[Stored records]
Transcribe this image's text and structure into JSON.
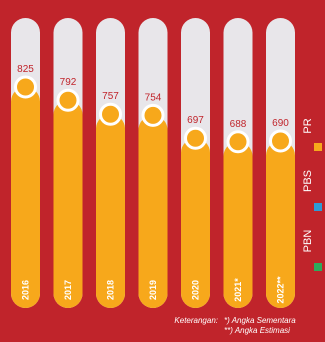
{
  "chart_data": {
    "type": "bar",
    "categories": [
      "2016",
      "2017",
      "2018",
      "2019",
      "2020",
      "2021*",
      "2022**"
    ],
    "values": [
      825,
      792,
      757,
      754,
      697,
      688,
      690
    ],
    "value_labels": [
      "825",
      "792",
      "757",
      "754",
      "697",
      "688",
      "690"
    ],
    "ylim": [
      0,
      1000
    ],
    "grid": false
  },
  "legend": {
    "items": [
      {
        "label": "PR",
        "color": "#f7a81b"
      },
      {
        "label": "PBS",
        "color": "#2e9bd6"
      },
      {
        "label": "PBN",
        "color": "#2eaa5c"
      }
    ]
  },
  "notes": {
    "key": "Keterangan:",
    "line1": "*) Angka Sementara",
    "line2": "**) Angka Estimasi"
  },
  "colors": {
    "background": "#c0242b",
    "track": "#e8e6ea",
    "bar": "#f7a81b",
    "label_text": "#c0242b"
  }
}
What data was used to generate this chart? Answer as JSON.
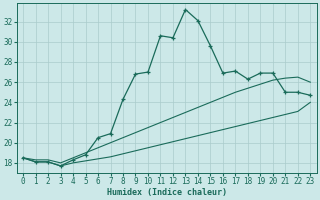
{
  "xlabel": "Humidex (Indice chaleur)",
  "bg_color": "#cce8e8",
  "line_color": "#1a6b5a",
  "grid_color": "#aacccc",
  "xlim": [
    -0.5,
    23.5
  ],
  "ylim": [
    17.0,
    33.8
  ],
  "xticks": [
    0,
    1,
    2,
    3,
    4,
    5,
    6,
    7,
    8,
    9,
    10,
    11,
    12,
    13,
    14,
    15,
    16,
    17,
    18,
    19,
    20,
    21,
    22,
    23
  ],
  "yticks": [
    18,
    20,
    22,
    24,
    26,
    28,
    30,
    32
  ],
  "x": [
    0,
    1,
    2,
    3,
    4,
    5,
    6,
    7,
    8,
    9,
    10,
    11,
    12,
    13,
    14,
    15,
    16,
    17,
    18,
    19,
    20,
    21,
    22,
    23
  ],
  "y_main": [
    18.5,
    18.1,
    18.1,
    17.7,
    18.3,
    18.8,
    20.5,
    20.9,
    24.3,
    26.8,
    27.0,
    30.6,
    30.4,
    33.2,
    32.1,
    29.6,
    26.9,
    27.1,
    26.3,
    26.9,
    26.9,
    25.0,
    25.0,
    24.7
  ],
  "y_upper": [
    18.5,
    18.3,
    18.3,
    18.0,
    18.5,
    19.0,
    19.5,
    20.0,
    20.5,
    21.0,
    21.5,
    22.0,
    22.5,
    23.0,
    23.5,
    24.0,
    24.5,
    25.0,
    25.4,
    25.8,
    26.2,
    26.4,
    26.5,
    26.0
  ],
  "y_lower": [
    18.5,
    18.1,
    18.1,
    17.7,
    18.0,
    18.2,
    18.4,
    18.6,
    18.9,
    19.2,
    19.5,
    19.8,
    20.1,
    20.4,
    20.7,
    21.0,
    21.3,
    21.6,
    21.9,
    22.2,
    22.5,
    22.8,
    23.1,
    24.0
  ]
}
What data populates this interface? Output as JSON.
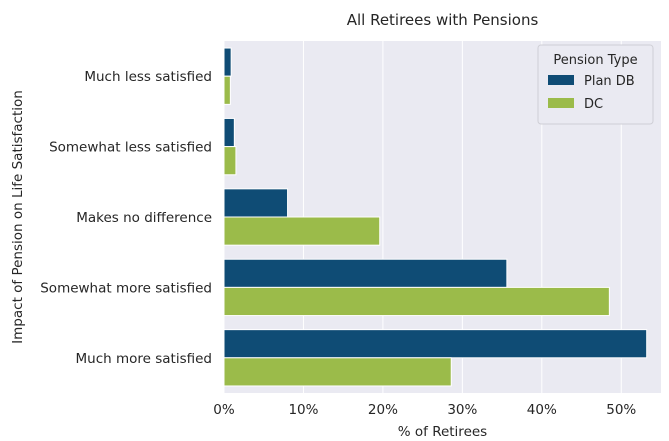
{
  "chart_data": {
    "type": "bar",
    "orientation": "horizontal",
    "title": "All Retirees with Pensions",
    "xlabel": "% of Retirees",
    "ylabel": "Impact of Pension on Life Satisfaction",
    "categories": [
      "Much less satisfied",
      "Somewhat less satisfied",
      "Makes no difference",
      "Somewhat more satisfied",
      "Much more satisfied"
    ],
    "series": [
      {
        "name": "Plan DB",
        "color": "#0f4c75",
        "values": [
          0.9,
          1.3,
          8.0,
          35.6,
          53.2
        ]
      },
      {
        "name": "DC",
        "color": "#9bbb4a",
        "values": [
          0.8,
          1.5,
          19.6,
          48.5,
          28.6
        ]
      }
    ],
    "xlim": [
      0,
      55
    ],
    "xticks": [
      0,
      10,
      20,
      30,
      40,
      50
    ],
    "xtick_labels": [
      "0%",
      "10%",
      "20%",
      "30%",
      "40%",
      "50%"
    ],
    "legend": {
      "title": "Pension Type",
      "position": "top-right"
    },
    "grid": true,
    "background": "#eaeaf2"
  }
}
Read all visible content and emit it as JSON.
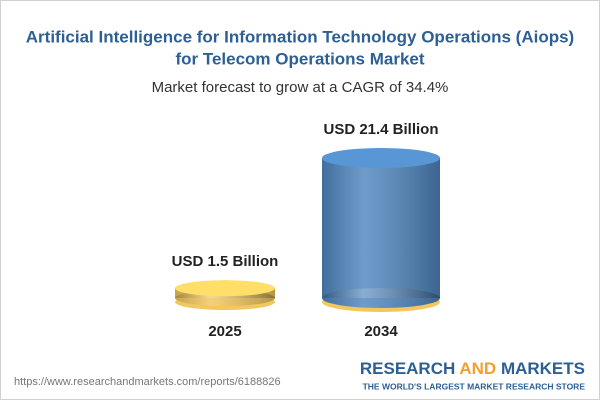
{
  "chart_data": {
    "type": "cylinder",
    "title": "Artificial Intelligence for Information Technology Operations (Aiops)",
    "title_line2": "for Telecom Operations Market",
    "subtitle": "Market forecast to grow at a CAGR of 34.4%",
    "categories": [
      "2025",
      "2034"
    ],
    "values": [
      1.5,
      21.4
    ],
    "value_labels": [
      "USD 1.5 Billion",
      "USD 21.4 Billion"
    ],
    "colors": [
      "#f2c75c",
      "#4f86bf"
    ],
    "base_color": "#f2c75c"
  },
  "source": "https://www.researchandmarkets.com/reports/6188826",
  "brand": {
    "name_1": "RESEARCH",
    "name_2": "AND",
    "name_3": "MARKETS",
    "tagline": "THE WORLD'S LARGEST MARKET RESEARCH STORE"
  }
}
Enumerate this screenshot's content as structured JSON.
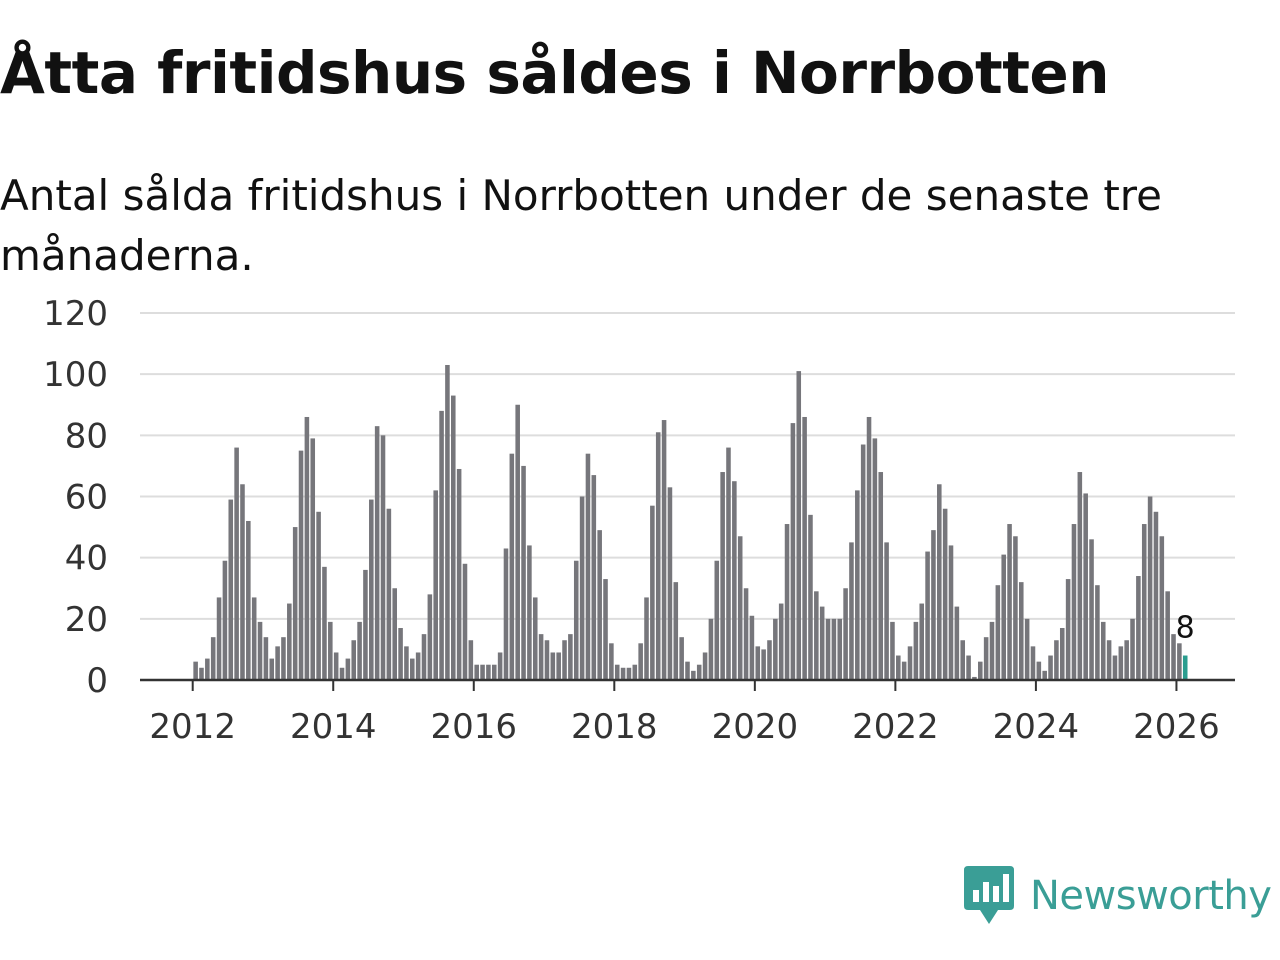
{
  "title": "Åtta fritidshus såldes i Norrbotten",
  "subtitle": "Antal sålda fritidshus i Norrbotten under de senaste tre månaderna.",
  "brand": {
    "name": "Newsworthy",
    "color": "#3a9e96"
  },
  "colors": {
    "bar": "#76767b",
    "highlight": "#2a9d8f",
    "grid": "#dddddd",
    "axis": "#333333",
    "text": "#333333"
  },
  "chart_data": {
    "type": "bar",
    "xlabel": "",
    "ylabel": "",
    "ylim": [
      0,
      120
    ],
    "y_ticks": [
      "0",
      "20",
      "40",
      "60",
      "80",
      "100",
      "120"
    ],
    "x_ticks": [
      "2012",
      "2014",
      "2016",
      "2018",
      "2020",
      "2022",
      "2024",
      "2026"
    ],
    "x_domain": [
      "2011-04",
      "2026-11"
    ],
    "grid": true,
    "legend": "none",
    "start_month": "2012-01",
    "values": [
      6,
      4,
      7,
      14,
      27,
      39,
      59,
      76,
      64,
      52,
      27,
      19,
      14,
      7,
      11,
      14,
      25,
      50,
      75,
      86,
      79,
      55,
      37,
      19,
      9,
      4,
      7,
      13,
      19,
      36,
      59,
      83,
      80,
      56,
      30,
      17,
      11,
      7,
      9,
      15,
      28,
      62,
      88,
      103,
      93,
      69,
      38,
      13,
      5,
      5,
      5,
      5,
      9,
      43,
      74,
      90,
      70,
      44,
      27,
      15,
      13,
      9,
      9,
      13,
      15,
      39,
      60,
      74,
      67,
      49,
      33,
      12,
      5,
      4,
      4,
      5,
      12,
      27,
      57,
      81,
      85,
      63,
      32,
      14,
      6,
      3,
      5,
      9,
      20,
      39,
      68,
      76,
      65,
      47,
      30,
      21,
      11,
      10,
      13,
      20,
      25,
      51,
      84,
      101,
      86,
      54,
      29,
      24,
      20,
      20,
      20,
      30,
      45,
      62,
      77,
      86,
      79,
      68,
      45,
      19,
      8,
      6,
      11,
      19,
      25,
      42,
      49,
      64,
      56,
      44,
      24,
      13,
      8,
      1,
      6,
      14,
      19,
      31,
      41,
      51,
      47,
      32,
      20,
      11,
      6,
      3,
      8,
      13,
      17,
      33,
      51,
      68,
      61,
      46,
      31,
      19,
      13,
      8,
      11,
      13,
      20,
      34,
      51,
      60,
      55,
      47,
      29,
      15,
      12,
      8
    ],
    "highlight_index": 169,
    "highlight_label": "8"
  }
}
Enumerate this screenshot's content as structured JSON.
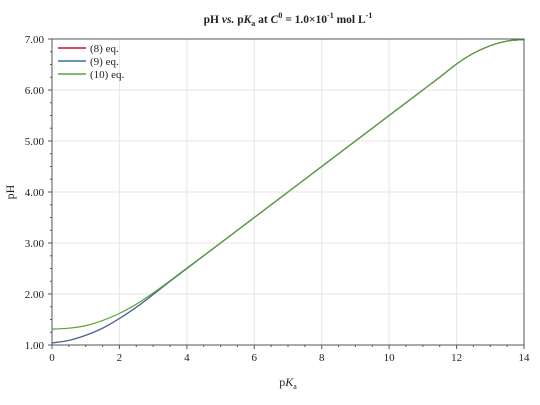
{
  "chart_data": {
    "type": "line",
    "title": {
      "pre": "pH ",
      "vs": "vs.",
      "mid": " p",
      "K": "K",
      "a_sub": "a",
      "at": " at ",
      "C": "C",
      "zero_sup": "0",
      "eq": " = 1.0×10",
      "exp_sup": "-1",
      "unit": " mol L",
      "unit_sup": "-1"
    },
    "xlabel": {
      "p": "p",
      "K": "K",
      "sub": "a"
    },
    "ylabel": "pH",
    "xlim": [
      0,
      14
    ],
    "ylim": [
      1,
      7
    ],
    "xticks": [
      "0",
      "2",
      "4",
      "6",
      "8",
      "10",
      "12",
      "14"
    ],
    "yticks": [
      "1.00",
      "2.00",
      "3.00",
      "4.00",
      "5.00",
      "6.00",
      "7.00"
    ],
    "xtick_values": [
      0,
      2,
      4,
      6,
      8,
      10,
      12,
      14
    ],
    "ytick_values": [
      1,
      2,
      3,
      4,
      5,
      6,
      7
    ],
    "grid": true,
    "legend_position": "top-left",
    "x": [
      0,
      0.5,
      1,
      1.5,
      2,
      2.5,
      3,
      3.5,
      4,
      5,
      6,
      7,
      8,
      9,
      10,
      11,
      11.5,
      12,
      12.5,
      13,
      13.5,
      14
    ],
    "series": [
      {
        "name": "(8) eq.",
        "color": "#c0122c",
        "values": [
          1.04,
          1.09,
          1.19,
          1.33,
          1.52,
          1.74,
          1.99,
          2.25,
          2.5,
          3.0,
          3.5,
          4.0,
          4.5,
          5.0,
          5.5,
          6.0,
          6.25,
          6.51,
          6.72,
          6.87,
          6.96,
          6.99
        ]
      },
      {
        "name": "(9) eq.",
        "color": "#3f6fa8",
        "values": [
          1.04,
          1.09,
          1.19,
          1.33,
          1.52,
          1.74,
          1.99,
          2.25,
          2.5,
          3.0,
          3.5,
          4.0,
          4.5,
          5.0,
          5.5,
          6.0,
          6.25,
          6.51,
          6.72,
          6.87,
          6.96,
          6.99
        ]
      },
      {
        "name": "(10) eq.",
        "color": "#5aa33d",
        "values": [
          1.31,
          1.33,
          1.38,
          1.48,
          1.62,
          1.8,
          2.02,
          2.26,
          2.51,
          3.0,
          3.5,
          4.0,
          4.5,
          5.0,
          5.5,
          6.0,
          6.25,
          6.51,
          6.72,
          6.87,
          6.96,
          6.99
        ]
      }
    ]
  }
}
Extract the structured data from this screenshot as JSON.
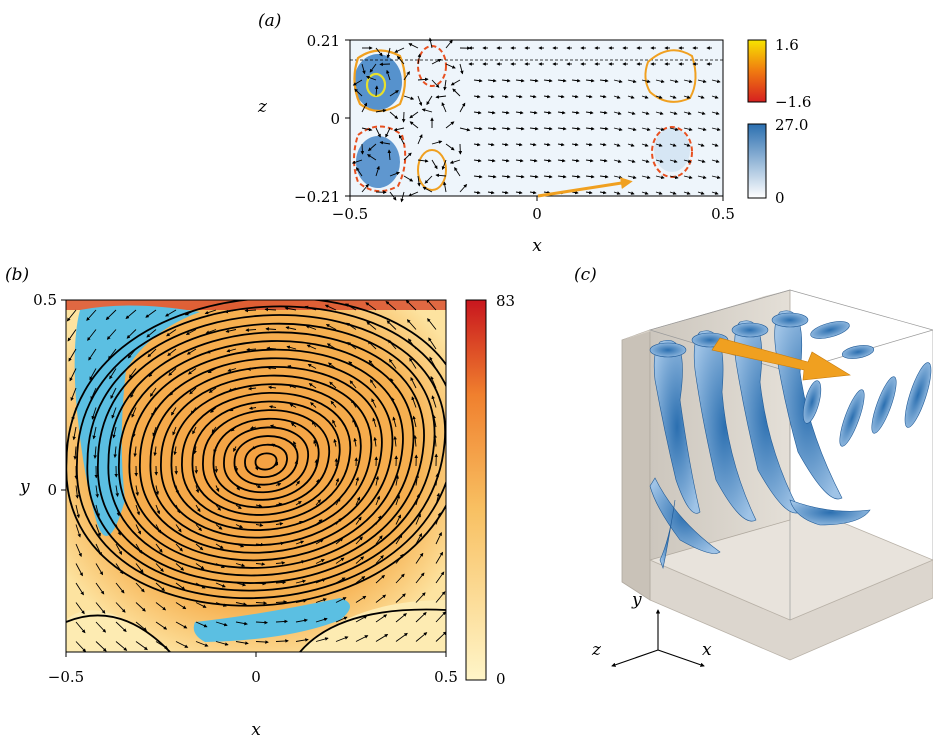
{
  "panels": {
    "a": {
      "label": "(a)",
      "xlabel": "x",
      "ylabel": "z",
      "xticks": [
        "−0.5",
        "0",
        "0.5"
      ],
      "yticks": [
        "0.21",
        "0",
        "−0.21"
      ],
      "colorbar_top": {
        "max": "1.6",
        "min": "−1.6"
      },
      "colorbar_bottom": {
        "max": "27.0",
        "min": "0"
      }
    },
    "b": {
      "label": "(b)",
      "xlabel": "x",
      "ylabel": "y",
      "xticks": [
        "−0.5",
        "0",
        "0.5"
      ],
      "yticks": [
        "0.5",
        "0"
      ],
      "colorbar": {
        "max": "83",
        "min": "0"
      }
    },
    "c": {
      "label": "(c)",
      "axes": {
        "y": "y",
        "z": "z",
        "x": "x"
      }
    }
  },
  "chart_data": [
    {
      "type": "heatmap",
      "panel": "a",
      "xlabel": "x",
      "ylabel": "z",
      "xlim": [
        -0.5,
        0.5
      ],
      "ylim": [
        -0.21,
        0.21
      ],
      "colorbars": [
        {
          "range": [
            -1.6,
            1.6
          ],
          "colors": [
            "#d62020",
            "#f7d000"
          ]
        },
        {
          "range": [
            0,
            27.0
          ],
          "colors": [
            "#ffffff",
            "#2b6fb0"
          ]
        }
      ]
    },
    {
      "type": "heatmap",
      "panel": "b",
      "xlabel": "x",
      "ylabel": "y",
      "xlim": [
        -0.5,
        0.5
      ],
      "ylim": [
        -0.5,
        0.5
      ],
      "colorbar": {
        "range": [
          0,
          83
        ],
        "colors": [
          "#fff5c8",
          "#f59a3a",
          "#c8161e"
        ]
      }
    }
  ],
  "colors": {
    "arrow_accent": "#f0a020",
    "vortex_blue": "#3b80c4",
    "wall_gray": "#d9d4cd",
    "cyan_region": "#5bbfe2"
  }
}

Work to complete>
Copy all lines from the entries that contain the word "Norrbotten".

Reply>
  "title": "Åtta fritidshus såldes i Norrbotten",
  "subtitle": "Antal sålda fritidshus i Norrbotten under de senaste tre månaderna.",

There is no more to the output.